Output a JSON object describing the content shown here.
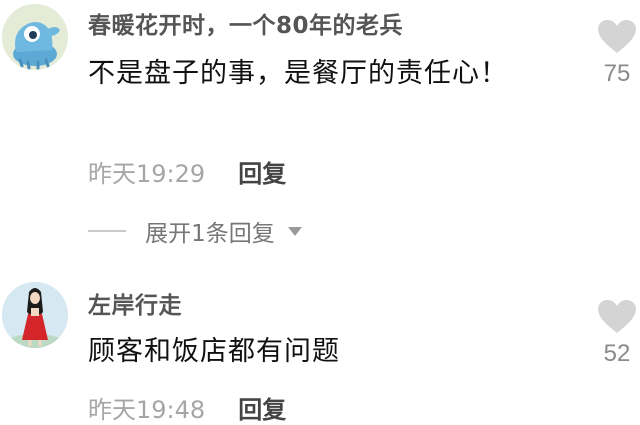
{
  "comments": [
    {
      "username": "春暖花开时，一个80年的老兵",
      "content": "不是盘子的事，是餐厅的责任心！",
      "time": "昨天19:29",
      "reply_label": "回复",
      "likes": "75",
      "expand_label": "展开1条回复",
      "avatar_icon": "blue-cartoon-avatar-icon"
    },
    {
      "username": "左岸行走",
      "content": "顾客和饭店都有问题",
      "time": "昨天19:48",
      "reply_label": "回复",
      "likes": "52",
      "avatar_icon": "girl-red-dress-avatar-icon"
    }
  ],
  "icons": {
    "like": "heart-icon",
    "expand": "caret-down-icon"
  },
  "colors": {
    "heart": "#d4d4d4",
    "time_text": "#a6a6a6",
    "avatar_1_bg": "#dfe8d2",
    "avatar_2_bg": "#cfe3ef"
  }
}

### Exercise
Leave every image out, and retype the material exactly.

### Answer to this problem
Output a JSON object describing the content shown here.
{
  "comments": [
    {
      "username": "春暖花开时，一个80年的老兵",
      "content": "不是盘子的事，是餐厅的责任心！",
      "time": "昨天19:29",
      "reply_label": "回复",
      "likes": "75",
      "expand_label": "展开1条回复",
      "avatar_icon": "blue-cartoon-avatar-icon"
    },
    {
      "username": "左岸行走",
      "content": "顾客和饭店都有问题",
      "time": "昨天19:48",
      "reply_label": "回复",
      "likes": "52",
      "avatar_icon": "girl-red-dress-avatar-icon"
    }
  ],
  "icons": {
    "like": "heart-icon",
    "expand": "caret-down-icon"
  },
  "colors": {
    "heart": "#d4d4d4",
    "time_text": "#a6a6a6",
    "avatar_1_bg": "#dfe8d2",
    "avatar_2_bg": "#cfe3ef"
  }
}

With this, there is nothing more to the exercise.